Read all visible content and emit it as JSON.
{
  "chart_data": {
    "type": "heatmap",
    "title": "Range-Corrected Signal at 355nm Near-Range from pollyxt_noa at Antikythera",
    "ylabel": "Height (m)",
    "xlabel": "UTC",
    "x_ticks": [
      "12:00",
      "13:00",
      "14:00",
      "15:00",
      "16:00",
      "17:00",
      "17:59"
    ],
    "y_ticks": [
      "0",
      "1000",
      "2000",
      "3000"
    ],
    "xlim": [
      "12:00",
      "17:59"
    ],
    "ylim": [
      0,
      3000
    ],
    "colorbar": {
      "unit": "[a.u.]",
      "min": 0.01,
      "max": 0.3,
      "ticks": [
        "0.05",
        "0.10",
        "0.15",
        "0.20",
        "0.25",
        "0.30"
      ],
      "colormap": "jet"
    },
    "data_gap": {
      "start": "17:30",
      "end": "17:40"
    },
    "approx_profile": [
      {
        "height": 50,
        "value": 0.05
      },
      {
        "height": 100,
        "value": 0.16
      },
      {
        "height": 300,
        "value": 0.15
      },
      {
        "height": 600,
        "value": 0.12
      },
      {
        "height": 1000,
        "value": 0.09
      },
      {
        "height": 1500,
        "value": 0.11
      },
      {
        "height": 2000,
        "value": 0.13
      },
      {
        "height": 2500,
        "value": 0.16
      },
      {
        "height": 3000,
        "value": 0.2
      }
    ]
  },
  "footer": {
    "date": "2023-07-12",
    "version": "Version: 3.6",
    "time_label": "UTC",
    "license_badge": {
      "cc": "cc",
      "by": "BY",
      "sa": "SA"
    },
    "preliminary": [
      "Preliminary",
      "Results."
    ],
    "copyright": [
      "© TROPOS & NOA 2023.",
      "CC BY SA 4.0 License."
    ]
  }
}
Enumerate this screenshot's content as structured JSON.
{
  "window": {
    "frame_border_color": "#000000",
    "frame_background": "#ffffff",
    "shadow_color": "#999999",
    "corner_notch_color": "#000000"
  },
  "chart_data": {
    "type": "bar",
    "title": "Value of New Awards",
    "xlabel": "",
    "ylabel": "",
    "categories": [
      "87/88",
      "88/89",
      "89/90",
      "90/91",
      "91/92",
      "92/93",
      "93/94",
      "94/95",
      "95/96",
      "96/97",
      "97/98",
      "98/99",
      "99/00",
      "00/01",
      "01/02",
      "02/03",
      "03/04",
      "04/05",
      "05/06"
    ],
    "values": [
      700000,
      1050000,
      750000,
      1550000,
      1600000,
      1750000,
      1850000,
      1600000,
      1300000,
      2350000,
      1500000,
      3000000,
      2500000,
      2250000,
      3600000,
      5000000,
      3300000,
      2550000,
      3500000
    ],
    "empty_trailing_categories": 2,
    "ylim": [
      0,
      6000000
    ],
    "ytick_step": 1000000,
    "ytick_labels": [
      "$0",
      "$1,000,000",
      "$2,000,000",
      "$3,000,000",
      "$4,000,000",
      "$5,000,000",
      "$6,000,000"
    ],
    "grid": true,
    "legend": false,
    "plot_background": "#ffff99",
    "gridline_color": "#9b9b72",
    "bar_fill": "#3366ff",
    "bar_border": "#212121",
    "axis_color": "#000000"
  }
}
#####
### EXERCISE OBJECTIVE
Determine how many lines of the listing above include the word "JSON", and report that number only.

### THE COMPLETED TASK
2